## begin Data

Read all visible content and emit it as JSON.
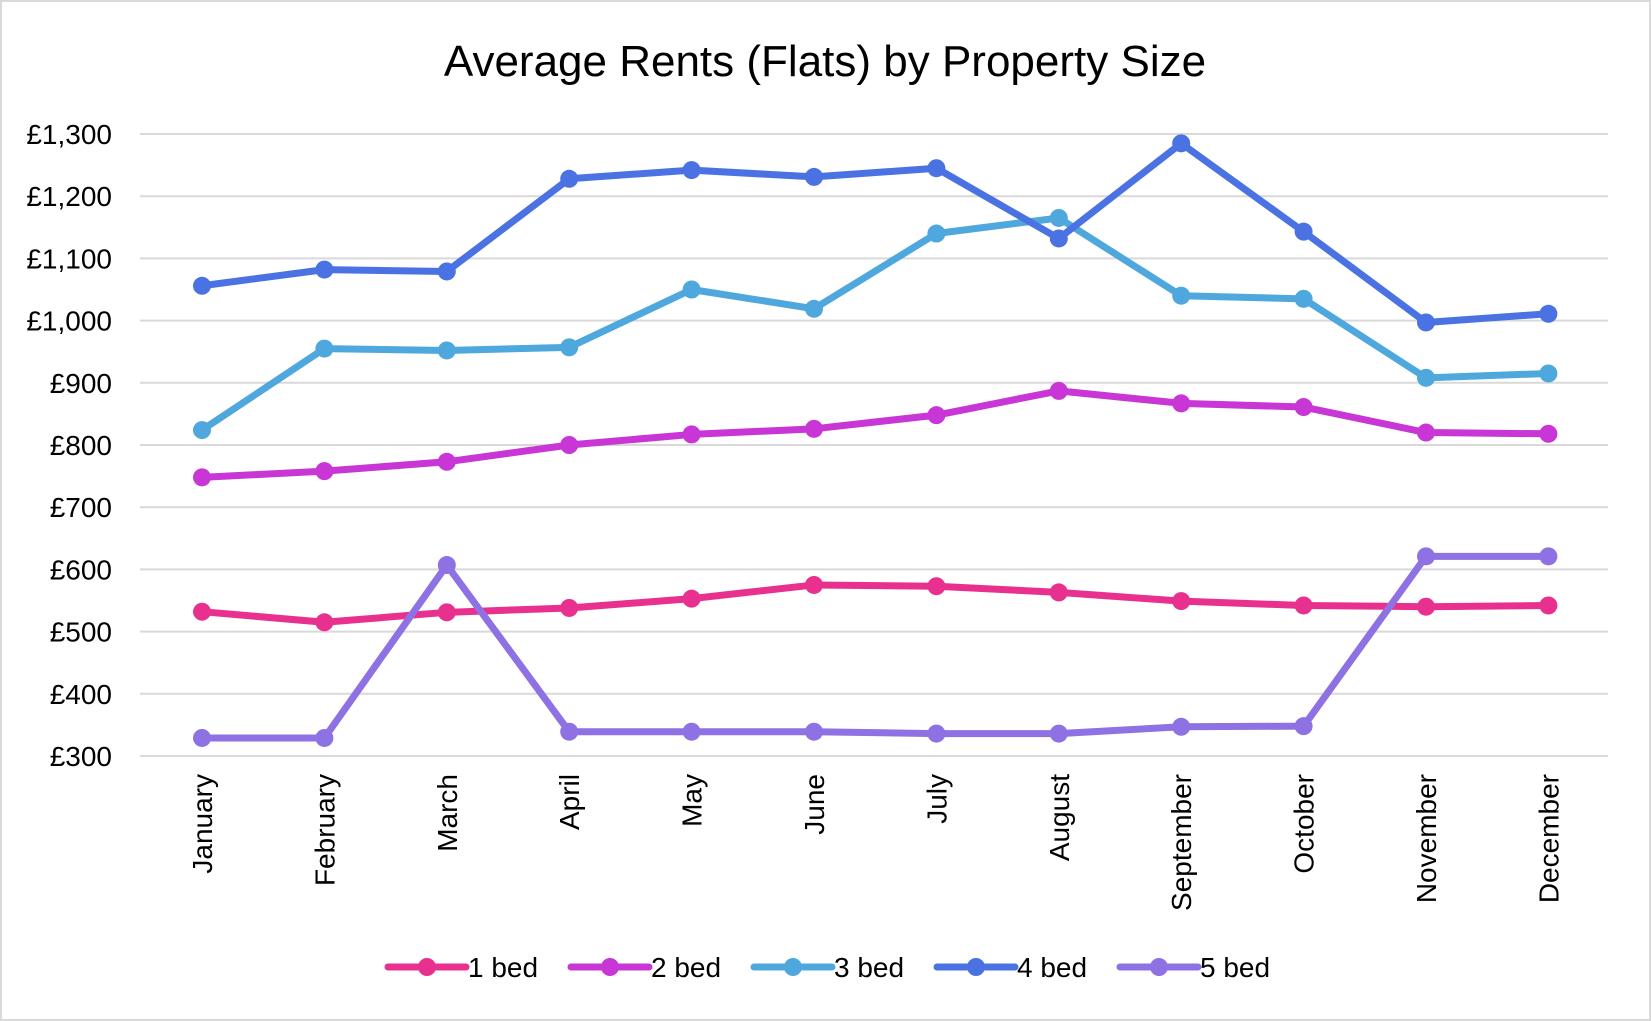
{
  "chart_data": {
    "type": "line",
    "title": "Average Rents (Flats) by Property Size",
    "xlabel": "",
    "ylabel": "",
    "categories": [
      "January",
      "February",
      "March",
      "April",
      "May",
      "June",
      "July",
      "August",
      "September",
      "October",
      "November",
      "December"
    ],
    "y_ticks": [
      "£1,300",
      "£1,200",
      "£1,100",
      "£1,000",
      "£900",
      "£800",
      "£700",
      "£600",
      "£500",
      "£400",
      "£300"
    ],
    "ylim": [
      300,
      1300
    ],
    "grid": true,
    "legend": "bottom",
    "series": [
      {
        "name": "1 bed",
        "color": "#e8318f",
        "values": [
          532,
          515,
          531,
          538,
          553,
          575,
          573,
          563,
          549,
          542,
          540,
          542
        ]
      },
      {
        "name": "2 bed",
        "color": "#c936d6",
        "values": [
          748,
          758,
          773,
          800,
          817,
          826,
          848,
          887,
          867,
          861,
          820,
          818
        ]
      },
      {
        "name": "3 bed",
        "color": "#4fa8dd",
        "values": [
          824,
          955,
          952,
          957,
          1050,
          1019,
          1140,
          1165,
          1040,
          1035,
          908,
          915
        ]
      },
      {
        "name": "4 bed",
        "color": "#4a72e3",
        "values": [
          1056,
          1082,
          1079,
          1228,
          1242,
          1231,
          1245,
          1132,
          1285,
          1143,
          997,
          1011
        ]
      },
      {
        "name": "5 bed",
        "color": "#8e72e3",
        "values": [
          329,
          329,
          607,
          339,
          339,
          339,
          336,
          336,
          347,
          348,
          621,
          621
        ]
      }
    ]
  }
}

## end Data

**The exercise**
Without the pictures, reproduce every line of the records above exactly.

**Exercise response**
Read all visible content and emit it as JSON.
{
  "chart_data": {
    "type": "line",
    "title": "Average Rents (Flats) by Property Size",
    "xlabel": "",
    "ylabel": "",
    "categories": [
      "January",
      "February",
      "March",
      "April",
      "May",
      "June",
      "July",
      "August",
      "September",
      "October",
      "November",
      "December"
    ],
    "y_ticks": [
      "£1,300",
      "£1,200",
      "£1,100",
      "£1,000",
      "£900",
      "£800",
      "£700",
      "£600",
      "£500",
      "£400",
      "£300"
    ],
    "ylim": [
      300,
      1300
    ],
    "grid": true,
    "legend": "bottom",
    "series": [
      {
        "name": "1 bed",
        "color": "#e8318f",
        "values": [
          532,
          515,
          531,
          538,
          553,
          575,
          573,
          563,
          549,
          542,
          540,
          542
        ]
      },
      {
        "name": "2 bed",
        "color": "#c936d6",
        "values": [
          748,
          758,
          773,
          800,
          817,
          826,
          848,
          887,
          867,
          861,
          820,
          818
        ]
      },
      {
        "name": "3 bed",
        "color": "#4fa8dd",
        "values": [
          824,
          955,
          952,
          957,
          1050,
          1019,
          1140,
          1165,
          1040,
          1035,
          908,
          915
        ]
      },
      {
        "name": "4 bed",
        "color": "#4a72e3",
        "values": [
          1056,
          1082,
          1079,
          1228,
          1242,
          1231,
          1245,
          1132,
          1285,
          1143,
          997,
          1011
        ]
      },
      {
        "name": "5 bed",
        "color": "#8e72e3",
        "values": [
          329,
          329,
          607,
          339,
          339,
          339,
          336,
          336,
          347,
          348,
          621,
          621
        ]
      }
    ]
  }
}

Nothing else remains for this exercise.